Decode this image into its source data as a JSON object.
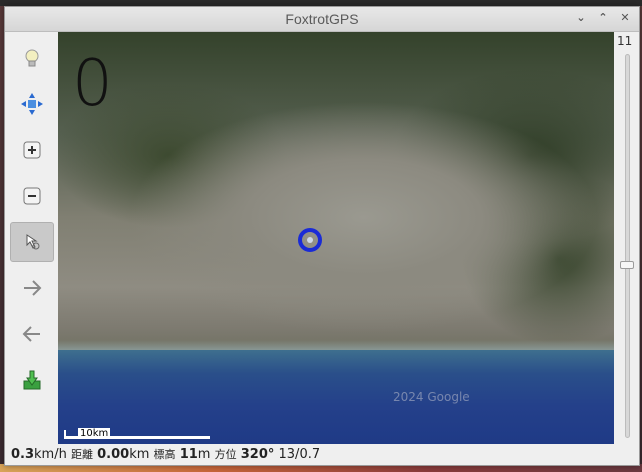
{
  "window": {
    "title": "FoxtrotGPS"
  },
  "titlebar_buttons": [
    "⌄",
    "⌃",
    "✕"
  ],
  "map": {
    "speed_display": "0",
    "copyright": "2024 Google",
    "scale_label": "10km"
  },
  "zoom": {
    "level": "11",
    "slider_fraction": 0.55
  },
  "status": {
    "speed_value": "0.3",
    "speed_unit": "km/h",
    "distance_label": "距離",
    "distance_value": "0.00",
    "distance_unit": "km",
    "altitude_label": "標高",
    "altitude_value": "11",
    "altitude_unit": "m",
    "heading_label": "方位",
    "heading_value": "320°",
    "satellites": "13/0.7"
  },
  "colors": {
    "gps_marker": "#1a2bd6",
    "sea": "#24408a"
  },
  "toolbar_icons": [
    "lightbulb-icon",
    "move-icon",
    "zoom-in-icon",
    "zoom-out-icon",
    "autocenter-icon",
    "forward-arrow-icon",
    "back-arrow-icon",
    "download-icon"
  ]
}
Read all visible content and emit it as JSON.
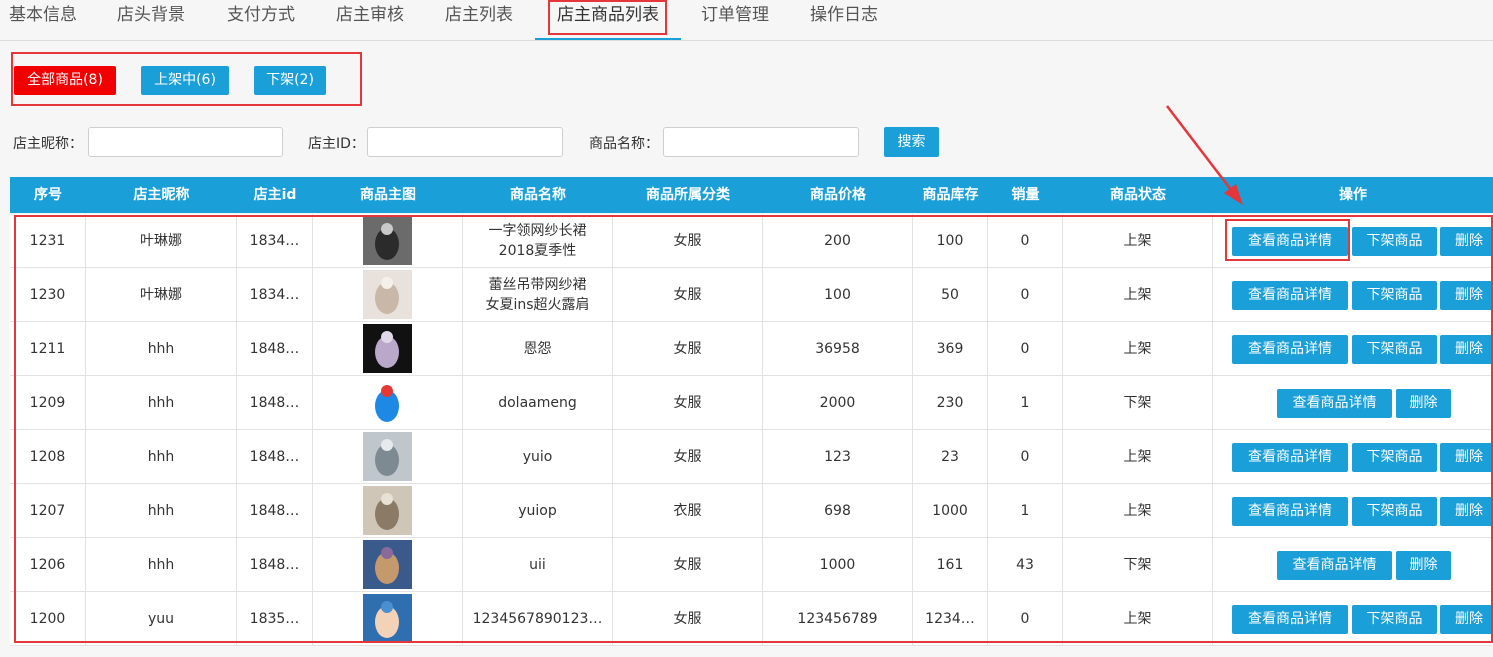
{
  "tabs": [
    "基本信息",
    "店头背景",
    "支付方式",
    "店主审核",
    "店主列表",
    "店主商品列表",
    "订单管理",
    "操作日志"
  ],
  "filters": {
    "all": "全部商品(8)",
    "on_shelf": "上架中(6)",
    "off_shelf": "下架(2)",
    "colors": {
      "all": "#f00000",
      "others": "#1a9fd8"
    }
  },
  "search": {
    "nickname_label": "店主昵称：",
    "id_label": "店主ID：",
    "product_label": "商品名称：",
    "button": "搜索"
  },
  "table": {
    "headers": [
      "序号",
      "店主昵称",
      "店主id",
      "商品主图",
      "商品名称",
      "商品所属分类",
      "商品价格",
      "商品库存",
      "销量",
      "商品状态",
      "操作"
    ],
    "rows": [
      {
        "no": "1231",
        "nick": "叶琳娜",
        "sid": "1834…",
        "name": "一字领网纱长裙\n2018夏季性",
        "cat": "女服",
        "price": "200",
        "stock": "100",
        "sales": "0",
        "status": "上架",
        "actions": [
          "查看商品详情",
          "下架商品",
          "删除"
        ],
        "thumb": "woman-dress-photo"
      },
      {
        "no": "1230",
        "nick": "叶琳娜",
        "sid": "1834…",
        "name": "蕾丝吊带网纱裙\n女夏ins超火露肩",
        "cat": "女服",
        "price": "100",
        "stock": "50",
        "sales": "0",
        "status": "上架",
        "actions": [
          "查看商品详情",
          "下架商品",
          "删除"
        ],
        "thumb": "white-dress-photo"
      },
      {
        "no": "1211",
        "nick": "hhh",
        "sid": "1848…",
        "name": "恩怨",
        "cat": "女服",
        "price": "36958",
        "stock": "369",
        "sales": "0",
        "status": "上架",
        "actions": [
          "查看商品详情",
          "下架商品",
          "删除"
        ],
        "thumb": "flower-dark-photo"
      },
      {
        "no": "1209",
        "nick": "hhh",
        "sid": "1848…",
        "name": "dolaameng",
        "cat": "女服",
        "price": "2000",
        "stock": "230",
        "sales": "1",
        "status": "下架",
        "actions": [
          "查看商品详情",
          "删除"
        ],
        "thumb": "doraemon-photo"
      },
      {
        "no": "1208",
        "nick": "hhh",
        "sid": "1848…",
        "name": "yuio",
        "cat": "女服",
        "price": "123",
        "stock": "23",
        "sales": "0",
        "status": "上架",
        "actions": [
          "查看商品详情",
          "下架商品",
          "删除"
        ],
        "thumb": "room-photo"
      },
      {
        "no": "1207",
        "nick": "hhh",
        "sid": "1848…",
        "name": "yuiop",
        "cat": "衣服",
        "price": "698",
        "stock": "1000",
        "sales": "1",
        "status": "上架",
        "actions": [
          "查看商品详情",
          "下架商品",
          "删除"
        ],
        "thumb": "dancer-photo"
      },
      {
        "no": "1206",
        "nick": "hhh",
        "sid": "1848…",
        "name": "uii",
        "cat": "女服",
        "price": "1000",
        "stock": "161",
        "sales": "43",
        "status": "下架",
        "actions": [
          "查看商品详情",
          "删除"
        ],
        "thumb": "landscape-photo"
      },
      {
        "no": "1200",
        "nick": "yuu",
        "sid": "1835…",
        "name": "1234567890123…",
        "cat": "女服",
        "price": "123456789",
        "stock": "1234…",
        "sales": "0",
        "status": "上架",
        "actions": [
          "查看商品详情",
          "下架商品",
          "删除"
        ],
        "thumb": "child-photo"
      }
    ]
  },
  "colors": {
    "accent": "#1a9fd8",
    "annotation": "#e5363b"
  }
}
------------------------
Go through the records and pull out each line that includes the word "JSON".

= TASK RESPONSE =
Decode this image into its source data as a JSON object.
Read all visible content and emit it as JSON.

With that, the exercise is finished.